==== Provided material

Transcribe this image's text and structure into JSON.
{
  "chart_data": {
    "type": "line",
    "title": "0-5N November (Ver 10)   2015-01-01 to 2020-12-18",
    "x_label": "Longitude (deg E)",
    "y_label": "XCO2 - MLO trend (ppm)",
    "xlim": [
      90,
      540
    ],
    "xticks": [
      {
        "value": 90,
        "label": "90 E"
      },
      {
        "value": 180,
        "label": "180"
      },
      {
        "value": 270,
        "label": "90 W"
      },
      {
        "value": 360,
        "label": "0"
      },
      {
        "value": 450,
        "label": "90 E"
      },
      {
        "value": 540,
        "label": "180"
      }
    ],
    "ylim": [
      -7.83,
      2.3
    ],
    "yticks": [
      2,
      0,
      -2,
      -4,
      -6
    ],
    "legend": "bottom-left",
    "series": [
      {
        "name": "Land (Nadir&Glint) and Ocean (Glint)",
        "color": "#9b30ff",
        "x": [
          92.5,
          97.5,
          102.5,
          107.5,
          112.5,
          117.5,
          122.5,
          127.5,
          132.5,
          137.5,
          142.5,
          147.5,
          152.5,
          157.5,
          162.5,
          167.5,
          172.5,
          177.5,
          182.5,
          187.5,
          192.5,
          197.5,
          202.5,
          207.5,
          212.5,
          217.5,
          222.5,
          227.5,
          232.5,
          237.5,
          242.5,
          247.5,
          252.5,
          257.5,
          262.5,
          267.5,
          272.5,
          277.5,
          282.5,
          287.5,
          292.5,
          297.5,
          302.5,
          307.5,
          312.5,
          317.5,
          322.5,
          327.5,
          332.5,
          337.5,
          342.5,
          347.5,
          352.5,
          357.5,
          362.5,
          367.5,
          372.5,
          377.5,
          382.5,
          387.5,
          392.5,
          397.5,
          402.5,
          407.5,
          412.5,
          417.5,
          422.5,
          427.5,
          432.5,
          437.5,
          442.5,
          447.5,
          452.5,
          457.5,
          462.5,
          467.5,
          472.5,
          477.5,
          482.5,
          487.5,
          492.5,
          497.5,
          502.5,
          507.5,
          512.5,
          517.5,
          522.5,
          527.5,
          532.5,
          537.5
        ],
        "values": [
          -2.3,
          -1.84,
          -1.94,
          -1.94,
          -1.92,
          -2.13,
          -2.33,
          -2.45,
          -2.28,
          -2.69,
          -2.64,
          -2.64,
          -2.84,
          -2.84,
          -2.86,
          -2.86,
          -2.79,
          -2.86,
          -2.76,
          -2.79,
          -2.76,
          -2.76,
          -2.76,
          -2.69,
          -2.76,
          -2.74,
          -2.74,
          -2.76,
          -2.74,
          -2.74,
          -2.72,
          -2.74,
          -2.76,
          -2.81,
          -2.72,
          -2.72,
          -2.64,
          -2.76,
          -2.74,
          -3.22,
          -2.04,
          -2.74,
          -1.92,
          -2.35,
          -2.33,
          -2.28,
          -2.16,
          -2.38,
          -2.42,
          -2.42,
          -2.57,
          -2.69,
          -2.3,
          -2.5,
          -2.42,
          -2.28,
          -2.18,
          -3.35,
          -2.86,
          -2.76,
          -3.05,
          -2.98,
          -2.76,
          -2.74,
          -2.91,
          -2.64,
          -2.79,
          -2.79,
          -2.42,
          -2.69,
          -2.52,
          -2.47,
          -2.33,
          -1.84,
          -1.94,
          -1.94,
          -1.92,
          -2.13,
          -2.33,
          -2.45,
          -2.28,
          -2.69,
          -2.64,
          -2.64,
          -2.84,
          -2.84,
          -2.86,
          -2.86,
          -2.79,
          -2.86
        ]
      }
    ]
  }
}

========

Task to carry out
Restate the records, all of them, precisely as written.

Response
Transcribe this image's text and structure into JSON.
{
  "chart_data": {
    "type": "line",
    "title": "0-5N November (Ver 10)   2015-01-01 to 2020-12-18",
    "x_label": "Longitude (deg E)",
    "y_label": "XCO2 - MLO trend (ppm)",
    "xlim": [
      90,
      540
    ],
    "xticks": [
      {
        "value": 90,
        "label": "90 E"
      },
      {
        "value": 180,
        "label": "180"
      },
      {
        "value": 270,
        "label": "90 W"
      },
      {
        "value": 360,
        "label": "0"
      },
      {
        "value": 450,
        "label": "90 E"
      },
      {
        "value": 540,
        "label": "180"
      }
    ],
    "ylim": [
      -7.83,
      2.3
    ],
    "yticks": [
      2,
      0,
      -2,
      -4,
      -6
    ],
    "legend": "bottom-left",
    "series": [
      {
        "name": "Land (Nadir&Glint) and Ocean (Glint)",
        "color": "#9b30ff",
        "x": [
          92.5,
          97.5,
          102.5,
          107.5,
          112.5,
          117.5,
          122.5,
          127.5,
          132.5,
          137.5,
          142.5,
          147.5,
          152.5,
          157.5,
          162.5,
          167.5,
          172.5,
          177.5,
          182.5,
          187.5,
          192.5,
          197.5,
          202.5,
          207.5,
          212.5,
          217.5,
          222.5,
          227.5,
          232.5,
          237.5,
          242.5,
          247.5,
          252.5,
          257.5,
          262.5,
          267.5,
          272.5,
          277.5,
          282.5,
          287.5,
          292.5,
          297.5,
          302.5,
          307.5,
          312.5,
          317.5,
          322.5,
          327.5,
          332.5,
          337.5,
          342.5,
          347.5,
          352.5,
          357.5,
          362.5,
          367.5,
          372.5,
          377.5,
          382.5,
          387.5,
          392.5,
          397.5,
          402.5,
          407.5,
          412.5,
          417.5,
          422.5,
          427.5,
          432.5,
          437.5,
          442.5,
          447.5,
          452.5,
          457.5,
          462.5,
          467.5,
          472.5,
          477.5,
          482.5,
          487.5,
          492.5,
          497.5,
          502.5,
          507.5,
          512.5,
          517.5,
          522.5,
          527.5,
          532.5,
          537.5
        ],
        "values": [
          -2.3,
          -1.84,
          -1.94,
          -1.94,
          -1.92,
          -2.13,
          -2.33,
          -2.45,
          -2.28,
          -2.69,
          -2.64,
          -2.64,
          -2.84,
          -2.84,
          -2.86,
          -2.86,
          -2.79,
          -2.86,
          -2.76,
          -2.79,
          -2.76,
          -2.76,
          -2.76,
          -2.69,
          -2.76,
          -2.74,
          -2.74,
          -2.76,
          -2.74,
          -2.74,
          -2.72,
          -2.74,
          -2.76,
          -2.81,
          -2.72,
          -2.72,
          -2.64,
          -2.76,
          -2.74,
          -3.22,
          -2.04,
          -2.74,
          -1.92,
          -2.35,
          -2.33,
          -2.28,
          -2.16,
          -2.38,
          -2.42,
          -2.42,
          -2.57,
          -2.69,
          -2.3,
          -2.5,
          -2.42,
          -2.28,
          -2.18,
          -3.35,
          -2.86,
          -2.76,
          -3.05,
          -2.98,
          -2.76,
          -2.74,
          -2.91,
          -2.64,
          -2.79,
          -2.79,
          -2.42,
          -2.69,
          -2.52,
          -2.47,
          -2.33,
          -1.84,
          -1.94,
          -1.94,
          -1.92,
          -2.13,
          -2.33,
          -2.45,
          -2.28,
          -2.69,
          -2.64,
          -2.64,
          -2.84,
          -2.84,
          -2.86,
          -2.86,
          -2.79,
          -2.86
        ]
      }
    ]
  }
}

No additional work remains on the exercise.